Set exercise: Reproduce the records verbatim from their first line through the line containing "widgets-icon[interactable] — [0, 232, 111, 288]", both included.

Given data:
━━━━━━━━━━━━━━━━━━━━

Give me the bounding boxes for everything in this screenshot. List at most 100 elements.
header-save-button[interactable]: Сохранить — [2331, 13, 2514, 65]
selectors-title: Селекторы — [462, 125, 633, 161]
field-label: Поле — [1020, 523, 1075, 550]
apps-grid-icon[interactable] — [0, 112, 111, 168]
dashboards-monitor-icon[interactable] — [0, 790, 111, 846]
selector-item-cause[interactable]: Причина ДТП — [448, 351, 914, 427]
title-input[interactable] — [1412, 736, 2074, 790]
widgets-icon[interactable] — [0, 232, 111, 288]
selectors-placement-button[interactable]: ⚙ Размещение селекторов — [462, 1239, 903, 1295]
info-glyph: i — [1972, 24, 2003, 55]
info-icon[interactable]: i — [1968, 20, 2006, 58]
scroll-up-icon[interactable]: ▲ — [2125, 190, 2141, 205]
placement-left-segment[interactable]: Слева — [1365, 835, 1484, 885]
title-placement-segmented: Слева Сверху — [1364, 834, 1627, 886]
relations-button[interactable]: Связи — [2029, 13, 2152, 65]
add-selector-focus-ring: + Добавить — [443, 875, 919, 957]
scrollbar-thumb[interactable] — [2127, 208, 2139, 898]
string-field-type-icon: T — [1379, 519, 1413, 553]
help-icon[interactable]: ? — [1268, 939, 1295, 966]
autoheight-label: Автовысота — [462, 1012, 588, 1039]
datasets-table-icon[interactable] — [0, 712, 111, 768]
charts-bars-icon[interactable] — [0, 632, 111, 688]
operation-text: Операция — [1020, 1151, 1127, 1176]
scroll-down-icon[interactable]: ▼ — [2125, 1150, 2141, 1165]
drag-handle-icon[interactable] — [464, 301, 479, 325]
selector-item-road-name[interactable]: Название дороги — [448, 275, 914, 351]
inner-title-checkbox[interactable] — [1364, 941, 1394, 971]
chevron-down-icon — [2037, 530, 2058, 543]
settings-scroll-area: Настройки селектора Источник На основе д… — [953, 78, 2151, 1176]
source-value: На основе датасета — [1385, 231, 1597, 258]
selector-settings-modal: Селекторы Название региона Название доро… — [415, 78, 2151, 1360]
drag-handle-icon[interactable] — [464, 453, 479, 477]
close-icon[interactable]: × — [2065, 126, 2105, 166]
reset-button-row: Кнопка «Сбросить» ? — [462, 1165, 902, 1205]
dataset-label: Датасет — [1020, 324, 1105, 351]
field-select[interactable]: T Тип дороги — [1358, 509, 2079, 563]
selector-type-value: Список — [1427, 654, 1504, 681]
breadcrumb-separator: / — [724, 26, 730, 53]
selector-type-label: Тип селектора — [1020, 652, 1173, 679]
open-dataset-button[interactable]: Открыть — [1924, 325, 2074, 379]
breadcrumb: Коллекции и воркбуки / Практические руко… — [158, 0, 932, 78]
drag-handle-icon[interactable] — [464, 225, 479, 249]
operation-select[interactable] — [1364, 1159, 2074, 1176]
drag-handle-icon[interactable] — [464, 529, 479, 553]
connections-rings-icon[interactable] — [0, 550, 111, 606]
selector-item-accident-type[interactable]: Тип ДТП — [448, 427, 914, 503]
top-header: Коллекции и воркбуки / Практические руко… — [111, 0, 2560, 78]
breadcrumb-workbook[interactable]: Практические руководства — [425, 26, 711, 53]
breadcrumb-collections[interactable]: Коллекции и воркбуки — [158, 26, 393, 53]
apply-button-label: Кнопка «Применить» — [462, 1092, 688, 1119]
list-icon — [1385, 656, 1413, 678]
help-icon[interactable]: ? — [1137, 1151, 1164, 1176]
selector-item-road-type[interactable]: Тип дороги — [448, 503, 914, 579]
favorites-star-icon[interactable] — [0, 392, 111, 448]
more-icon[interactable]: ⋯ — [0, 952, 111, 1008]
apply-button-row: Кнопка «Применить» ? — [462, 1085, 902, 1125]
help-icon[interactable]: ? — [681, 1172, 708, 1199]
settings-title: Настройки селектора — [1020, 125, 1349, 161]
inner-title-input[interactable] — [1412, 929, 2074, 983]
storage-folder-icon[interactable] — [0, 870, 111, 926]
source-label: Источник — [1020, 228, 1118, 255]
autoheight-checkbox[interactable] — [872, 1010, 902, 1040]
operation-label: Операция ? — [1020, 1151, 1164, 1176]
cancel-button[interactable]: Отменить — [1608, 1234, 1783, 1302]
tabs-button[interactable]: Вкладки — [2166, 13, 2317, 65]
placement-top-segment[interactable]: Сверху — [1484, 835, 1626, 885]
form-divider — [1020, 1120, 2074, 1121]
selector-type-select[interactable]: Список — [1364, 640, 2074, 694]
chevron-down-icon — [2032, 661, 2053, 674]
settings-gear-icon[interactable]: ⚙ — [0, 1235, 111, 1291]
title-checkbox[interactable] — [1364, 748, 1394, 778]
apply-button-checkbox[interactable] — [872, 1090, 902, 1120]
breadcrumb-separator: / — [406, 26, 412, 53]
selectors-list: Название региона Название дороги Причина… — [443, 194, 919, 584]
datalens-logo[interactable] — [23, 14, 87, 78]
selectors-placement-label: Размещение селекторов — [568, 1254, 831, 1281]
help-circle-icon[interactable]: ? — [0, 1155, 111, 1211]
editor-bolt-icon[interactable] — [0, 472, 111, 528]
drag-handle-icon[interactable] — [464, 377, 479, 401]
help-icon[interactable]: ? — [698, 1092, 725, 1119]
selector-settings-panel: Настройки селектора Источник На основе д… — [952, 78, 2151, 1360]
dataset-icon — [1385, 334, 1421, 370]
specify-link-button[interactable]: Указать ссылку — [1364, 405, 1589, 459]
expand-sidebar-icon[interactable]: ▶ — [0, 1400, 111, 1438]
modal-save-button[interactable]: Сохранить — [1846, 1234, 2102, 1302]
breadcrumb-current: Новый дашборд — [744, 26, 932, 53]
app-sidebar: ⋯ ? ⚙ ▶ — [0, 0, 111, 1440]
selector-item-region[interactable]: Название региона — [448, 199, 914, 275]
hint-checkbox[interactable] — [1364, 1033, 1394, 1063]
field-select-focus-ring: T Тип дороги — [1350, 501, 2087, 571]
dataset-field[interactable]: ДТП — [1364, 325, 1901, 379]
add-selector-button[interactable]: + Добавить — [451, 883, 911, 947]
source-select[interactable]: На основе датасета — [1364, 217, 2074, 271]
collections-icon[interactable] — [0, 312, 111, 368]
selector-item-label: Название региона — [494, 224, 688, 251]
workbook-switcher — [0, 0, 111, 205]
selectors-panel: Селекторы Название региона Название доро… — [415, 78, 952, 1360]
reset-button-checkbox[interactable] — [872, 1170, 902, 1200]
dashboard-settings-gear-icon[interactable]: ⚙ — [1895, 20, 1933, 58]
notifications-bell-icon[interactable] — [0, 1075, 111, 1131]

━━━━━━━━━━━━━━━━━━━━

Full answer:
Give me the bounding boxes for everything in this screenshot. List at most 100 elements.
header-save-button[interactable]: Сохранить — [2331, 13, 2514, 65]
selectors-title: Селекторы — [462, 125, 633, 161]
field-label: Поле — [1020, 523, 1075, 550]
apps-grid-icon[interactable] — [0, 112, 111, 168]
dashboards-monitor-icon[interactable] — [0, 790, 111, 846]
selector-item-cause[interactable]: Причина ДТП — [448, 351, 914, 427]
title-input[interactable] — [1412, 736, 2074, 790]
widgets-icon[interactable] — [0, 232, 111, 288]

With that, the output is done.